| Dataset rows about figures |
•••
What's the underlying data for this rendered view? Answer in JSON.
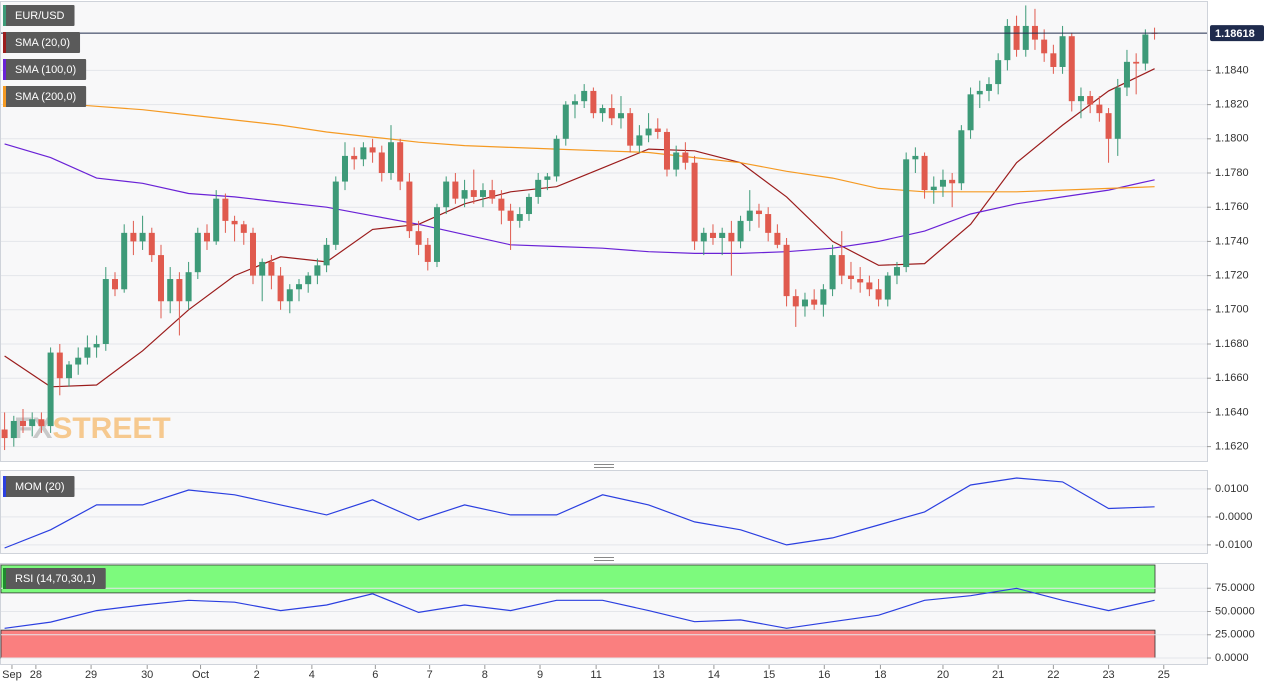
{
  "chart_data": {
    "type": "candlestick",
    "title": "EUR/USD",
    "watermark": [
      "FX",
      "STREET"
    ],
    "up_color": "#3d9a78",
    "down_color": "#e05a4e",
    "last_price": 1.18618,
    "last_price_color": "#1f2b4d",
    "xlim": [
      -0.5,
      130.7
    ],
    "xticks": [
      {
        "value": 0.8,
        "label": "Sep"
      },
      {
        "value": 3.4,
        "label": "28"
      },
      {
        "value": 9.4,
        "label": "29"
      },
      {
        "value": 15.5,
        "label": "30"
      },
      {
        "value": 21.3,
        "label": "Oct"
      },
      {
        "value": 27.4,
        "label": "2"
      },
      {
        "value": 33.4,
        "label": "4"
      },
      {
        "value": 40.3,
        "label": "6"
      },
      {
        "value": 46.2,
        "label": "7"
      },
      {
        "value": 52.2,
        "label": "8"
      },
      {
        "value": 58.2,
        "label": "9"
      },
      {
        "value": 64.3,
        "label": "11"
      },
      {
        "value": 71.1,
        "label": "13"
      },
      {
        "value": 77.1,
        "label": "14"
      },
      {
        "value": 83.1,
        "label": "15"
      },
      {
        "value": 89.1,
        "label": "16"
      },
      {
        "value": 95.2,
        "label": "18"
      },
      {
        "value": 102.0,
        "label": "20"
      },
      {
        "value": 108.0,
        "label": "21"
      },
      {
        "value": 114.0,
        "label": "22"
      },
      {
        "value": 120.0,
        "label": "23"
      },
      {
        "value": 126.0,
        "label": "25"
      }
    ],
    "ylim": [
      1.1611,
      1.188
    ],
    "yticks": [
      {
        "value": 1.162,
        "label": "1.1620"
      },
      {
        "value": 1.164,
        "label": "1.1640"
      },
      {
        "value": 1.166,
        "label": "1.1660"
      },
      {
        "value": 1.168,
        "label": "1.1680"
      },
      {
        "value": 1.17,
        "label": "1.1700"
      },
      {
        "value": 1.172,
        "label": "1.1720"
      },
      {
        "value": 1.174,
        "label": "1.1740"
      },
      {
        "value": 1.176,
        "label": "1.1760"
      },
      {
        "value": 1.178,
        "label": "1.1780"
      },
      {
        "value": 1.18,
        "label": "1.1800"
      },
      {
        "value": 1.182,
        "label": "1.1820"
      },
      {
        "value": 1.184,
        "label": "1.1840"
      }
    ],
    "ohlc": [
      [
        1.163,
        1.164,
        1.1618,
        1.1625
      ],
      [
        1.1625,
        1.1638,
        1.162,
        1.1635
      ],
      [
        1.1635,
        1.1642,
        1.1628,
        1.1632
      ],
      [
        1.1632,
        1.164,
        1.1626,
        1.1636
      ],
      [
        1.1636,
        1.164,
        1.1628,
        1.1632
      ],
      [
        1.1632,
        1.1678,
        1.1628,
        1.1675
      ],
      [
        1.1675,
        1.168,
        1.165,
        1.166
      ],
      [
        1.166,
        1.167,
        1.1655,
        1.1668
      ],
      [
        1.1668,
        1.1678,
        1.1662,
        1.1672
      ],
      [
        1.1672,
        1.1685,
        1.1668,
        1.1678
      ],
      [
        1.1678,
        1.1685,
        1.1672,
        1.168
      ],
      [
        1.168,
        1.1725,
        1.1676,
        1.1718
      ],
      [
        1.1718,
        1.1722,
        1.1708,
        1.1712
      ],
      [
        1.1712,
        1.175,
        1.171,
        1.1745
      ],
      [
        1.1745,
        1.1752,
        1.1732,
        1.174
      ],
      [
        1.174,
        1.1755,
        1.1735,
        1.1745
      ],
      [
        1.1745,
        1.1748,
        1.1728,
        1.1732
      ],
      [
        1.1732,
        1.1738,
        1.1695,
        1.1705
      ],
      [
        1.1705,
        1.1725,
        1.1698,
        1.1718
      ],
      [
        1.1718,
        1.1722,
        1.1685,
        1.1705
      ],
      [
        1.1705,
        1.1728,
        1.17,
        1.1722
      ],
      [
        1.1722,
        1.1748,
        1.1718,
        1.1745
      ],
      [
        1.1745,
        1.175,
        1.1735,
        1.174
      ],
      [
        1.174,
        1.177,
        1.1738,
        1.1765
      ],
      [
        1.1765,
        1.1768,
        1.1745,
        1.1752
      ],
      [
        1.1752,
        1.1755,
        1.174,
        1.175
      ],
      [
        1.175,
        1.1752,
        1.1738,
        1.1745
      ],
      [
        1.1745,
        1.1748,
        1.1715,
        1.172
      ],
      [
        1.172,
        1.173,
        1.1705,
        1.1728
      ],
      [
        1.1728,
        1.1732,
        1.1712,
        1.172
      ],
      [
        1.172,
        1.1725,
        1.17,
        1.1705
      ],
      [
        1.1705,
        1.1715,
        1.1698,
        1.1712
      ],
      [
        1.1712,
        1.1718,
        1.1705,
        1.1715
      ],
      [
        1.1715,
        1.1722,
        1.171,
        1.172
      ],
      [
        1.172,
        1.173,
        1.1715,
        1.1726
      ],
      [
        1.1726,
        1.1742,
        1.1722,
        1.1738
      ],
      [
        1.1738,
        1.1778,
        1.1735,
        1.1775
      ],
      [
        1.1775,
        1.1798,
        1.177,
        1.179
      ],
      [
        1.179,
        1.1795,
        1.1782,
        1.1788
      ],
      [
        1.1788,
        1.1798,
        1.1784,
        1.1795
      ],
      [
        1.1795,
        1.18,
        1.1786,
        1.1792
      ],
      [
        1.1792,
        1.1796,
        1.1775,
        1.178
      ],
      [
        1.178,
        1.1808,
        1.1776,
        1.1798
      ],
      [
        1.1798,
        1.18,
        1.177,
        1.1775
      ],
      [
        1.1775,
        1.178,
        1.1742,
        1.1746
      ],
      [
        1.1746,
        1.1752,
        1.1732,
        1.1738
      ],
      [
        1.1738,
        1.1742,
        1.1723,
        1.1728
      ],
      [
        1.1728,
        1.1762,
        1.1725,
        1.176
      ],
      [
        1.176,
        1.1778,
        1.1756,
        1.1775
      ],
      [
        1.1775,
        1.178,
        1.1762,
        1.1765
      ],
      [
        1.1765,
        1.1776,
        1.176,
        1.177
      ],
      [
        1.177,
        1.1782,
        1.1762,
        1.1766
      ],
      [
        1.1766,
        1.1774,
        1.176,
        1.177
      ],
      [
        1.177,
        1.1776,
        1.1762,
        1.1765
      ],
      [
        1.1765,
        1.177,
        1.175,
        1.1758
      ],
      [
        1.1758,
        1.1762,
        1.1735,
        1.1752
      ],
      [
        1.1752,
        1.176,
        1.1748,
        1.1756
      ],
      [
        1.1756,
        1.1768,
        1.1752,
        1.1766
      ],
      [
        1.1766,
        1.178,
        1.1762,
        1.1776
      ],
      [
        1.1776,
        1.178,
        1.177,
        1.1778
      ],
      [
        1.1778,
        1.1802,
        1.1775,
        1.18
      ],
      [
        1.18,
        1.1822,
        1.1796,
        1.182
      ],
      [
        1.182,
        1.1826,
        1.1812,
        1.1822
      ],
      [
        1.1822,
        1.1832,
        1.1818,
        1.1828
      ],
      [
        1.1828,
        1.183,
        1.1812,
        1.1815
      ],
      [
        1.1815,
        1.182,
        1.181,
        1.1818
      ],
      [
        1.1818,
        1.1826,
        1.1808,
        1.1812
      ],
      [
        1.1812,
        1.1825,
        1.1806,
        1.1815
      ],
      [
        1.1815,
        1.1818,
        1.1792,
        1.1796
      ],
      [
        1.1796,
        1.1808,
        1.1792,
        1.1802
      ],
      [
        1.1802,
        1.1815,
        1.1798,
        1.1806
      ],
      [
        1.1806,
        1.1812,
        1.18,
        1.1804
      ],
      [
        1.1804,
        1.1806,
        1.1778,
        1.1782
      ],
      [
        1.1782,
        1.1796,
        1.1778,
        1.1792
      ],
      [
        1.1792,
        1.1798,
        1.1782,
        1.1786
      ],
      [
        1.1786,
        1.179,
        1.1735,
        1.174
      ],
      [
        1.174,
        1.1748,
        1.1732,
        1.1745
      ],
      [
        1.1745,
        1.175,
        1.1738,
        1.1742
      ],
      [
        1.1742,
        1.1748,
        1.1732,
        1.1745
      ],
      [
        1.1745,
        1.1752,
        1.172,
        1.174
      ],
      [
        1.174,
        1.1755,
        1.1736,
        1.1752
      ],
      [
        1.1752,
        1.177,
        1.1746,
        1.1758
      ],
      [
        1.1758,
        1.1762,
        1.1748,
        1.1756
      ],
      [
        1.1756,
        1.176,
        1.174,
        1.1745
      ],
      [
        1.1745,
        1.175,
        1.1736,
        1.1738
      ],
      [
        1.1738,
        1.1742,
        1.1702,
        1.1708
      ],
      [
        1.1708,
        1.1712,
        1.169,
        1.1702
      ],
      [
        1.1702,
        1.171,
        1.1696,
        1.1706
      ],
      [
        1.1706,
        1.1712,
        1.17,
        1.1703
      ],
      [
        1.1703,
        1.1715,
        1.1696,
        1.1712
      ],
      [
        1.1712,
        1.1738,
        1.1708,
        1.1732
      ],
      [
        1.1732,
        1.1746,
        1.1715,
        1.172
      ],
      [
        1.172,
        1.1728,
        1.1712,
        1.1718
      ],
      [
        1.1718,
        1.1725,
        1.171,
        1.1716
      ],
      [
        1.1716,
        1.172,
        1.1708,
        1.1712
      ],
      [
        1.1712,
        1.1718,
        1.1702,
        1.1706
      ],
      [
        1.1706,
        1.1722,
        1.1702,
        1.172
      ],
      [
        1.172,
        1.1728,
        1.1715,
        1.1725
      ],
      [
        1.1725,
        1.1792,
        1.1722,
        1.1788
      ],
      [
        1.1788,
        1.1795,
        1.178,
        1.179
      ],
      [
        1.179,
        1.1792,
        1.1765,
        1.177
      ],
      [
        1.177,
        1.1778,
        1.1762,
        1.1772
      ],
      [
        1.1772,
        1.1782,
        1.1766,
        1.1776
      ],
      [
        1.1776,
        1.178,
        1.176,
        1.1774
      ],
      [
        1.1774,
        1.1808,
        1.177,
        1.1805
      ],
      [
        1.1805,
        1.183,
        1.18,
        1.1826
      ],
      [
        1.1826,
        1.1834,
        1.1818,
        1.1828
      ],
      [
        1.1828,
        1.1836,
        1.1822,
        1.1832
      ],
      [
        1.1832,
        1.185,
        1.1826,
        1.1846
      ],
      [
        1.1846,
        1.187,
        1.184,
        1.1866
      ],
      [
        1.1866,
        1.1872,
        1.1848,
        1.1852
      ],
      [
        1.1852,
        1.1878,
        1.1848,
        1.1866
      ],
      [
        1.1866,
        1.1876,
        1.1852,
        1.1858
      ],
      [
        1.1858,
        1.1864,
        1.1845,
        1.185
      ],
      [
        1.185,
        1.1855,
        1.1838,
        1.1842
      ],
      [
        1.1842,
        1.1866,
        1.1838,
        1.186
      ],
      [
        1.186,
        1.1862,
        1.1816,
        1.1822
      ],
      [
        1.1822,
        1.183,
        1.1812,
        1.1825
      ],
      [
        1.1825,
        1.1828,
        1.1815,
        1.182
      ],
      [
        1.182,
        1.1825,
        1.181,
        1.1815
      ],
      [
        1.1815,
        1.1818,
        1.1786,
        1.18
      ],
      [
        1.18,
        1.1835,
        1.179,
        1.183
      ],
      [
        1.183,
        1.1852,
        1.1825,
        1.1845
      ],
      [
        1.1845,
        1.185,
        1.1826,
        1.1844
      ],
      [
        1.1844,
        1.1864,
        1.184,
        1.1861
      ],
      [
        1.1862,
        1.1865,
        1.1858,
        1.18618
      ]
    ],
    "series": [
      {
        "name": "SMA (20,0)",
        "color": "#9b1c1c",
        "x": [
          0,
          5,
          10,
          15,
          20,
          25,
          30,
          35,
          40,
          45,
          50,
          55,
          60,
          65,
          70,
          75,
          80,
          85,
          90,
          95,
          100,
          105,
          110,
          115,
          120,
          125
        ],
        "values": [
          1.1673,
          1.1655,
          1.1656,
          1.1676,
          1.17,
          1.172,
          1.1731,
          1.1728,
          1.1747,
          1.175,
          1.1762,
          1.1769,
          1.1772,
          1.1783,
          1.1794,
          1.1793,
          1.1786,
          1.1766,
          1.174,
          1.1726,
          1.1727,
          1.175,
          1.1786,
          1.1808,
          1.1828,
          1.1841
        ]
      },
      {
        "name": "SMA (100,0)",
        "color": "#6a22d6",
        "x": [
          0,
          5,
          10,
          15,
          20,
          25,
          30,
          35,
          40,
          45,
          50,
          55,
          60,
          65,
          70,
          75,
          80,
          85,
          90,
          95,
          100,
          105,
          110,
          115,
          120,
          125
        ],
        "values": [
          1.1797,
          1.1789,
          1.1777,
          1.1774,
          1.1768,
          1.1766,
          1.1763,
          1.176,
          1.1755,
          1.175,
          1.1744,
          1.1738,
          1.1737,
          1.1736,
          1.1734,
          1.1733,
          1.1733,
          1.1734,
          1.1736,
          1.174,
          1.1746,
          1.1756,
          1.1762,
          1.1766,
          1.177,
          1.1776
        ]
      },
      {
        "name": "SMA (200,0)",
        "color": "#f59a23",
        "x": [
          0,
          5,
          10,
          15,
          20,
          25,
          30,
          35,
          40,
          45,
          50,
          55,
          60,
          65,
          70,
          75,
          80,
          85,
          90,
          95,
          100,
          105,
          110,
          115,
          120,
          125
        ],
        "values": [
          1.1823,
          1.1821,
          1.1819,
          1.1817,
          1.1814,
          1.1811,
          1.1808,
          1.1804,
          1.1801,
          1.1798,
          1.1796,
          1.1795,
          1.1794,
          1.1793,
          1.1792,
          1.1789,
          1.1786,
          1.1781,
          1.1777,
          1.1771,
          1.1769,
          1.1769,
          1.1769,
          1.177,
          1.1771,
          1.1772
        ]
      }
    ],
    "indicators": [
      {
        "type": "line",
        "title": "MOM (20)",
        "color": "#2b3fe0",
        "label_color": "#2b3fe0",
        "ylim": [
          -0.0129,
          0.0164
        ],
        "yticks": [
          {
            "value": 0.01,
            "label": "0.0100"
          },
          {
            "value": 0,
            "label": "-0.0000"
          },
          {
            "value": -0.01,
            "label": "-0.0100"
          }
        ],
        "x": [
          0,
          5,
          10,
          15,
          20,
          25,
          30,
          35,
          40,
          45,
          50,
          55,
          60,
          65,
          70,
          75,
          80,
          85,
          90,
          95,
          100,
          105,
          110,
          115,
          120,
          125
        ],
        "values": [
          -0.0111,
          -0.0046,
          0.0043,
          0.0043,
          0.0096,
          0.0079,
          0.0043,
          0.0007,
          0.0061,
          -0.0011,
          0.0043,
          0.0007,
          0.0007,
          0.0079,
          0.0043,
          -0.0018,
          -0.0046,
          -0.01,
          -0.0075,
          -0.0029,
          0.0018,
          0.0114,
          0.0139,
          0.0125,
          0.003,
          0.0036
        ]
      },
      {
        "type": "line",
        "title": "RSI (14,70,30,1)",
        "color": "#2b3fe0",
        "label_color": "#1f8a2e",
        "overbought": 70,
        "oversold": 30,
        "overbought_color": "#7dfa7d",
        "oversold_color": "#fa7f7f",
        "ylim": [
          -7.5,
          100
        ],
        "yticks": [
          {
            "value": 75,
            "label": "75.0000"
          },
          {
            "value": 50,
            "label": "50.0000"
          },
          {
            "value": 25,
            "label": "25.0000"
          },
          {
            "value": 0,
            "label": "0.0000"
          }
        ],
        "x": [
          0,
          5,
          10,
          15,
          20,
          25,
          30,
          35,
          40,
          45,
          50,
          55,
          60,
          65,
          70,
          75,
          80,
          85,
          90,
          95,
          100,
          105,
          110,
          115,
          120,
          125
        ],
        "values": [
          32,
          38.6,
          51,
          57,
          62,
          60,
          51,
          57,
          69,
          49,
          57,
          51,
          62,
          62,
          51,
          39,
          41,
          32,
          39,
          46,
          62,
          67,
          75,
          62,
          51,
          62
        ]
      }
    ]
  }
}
•••
| Objective |
Check each line of the entries for the string "name". Copy the lines that have it.

| Task result |
        "name": "SMA (20,0)",
        "name": "SMA (100,0)",
        "name": "SMA (200,0)",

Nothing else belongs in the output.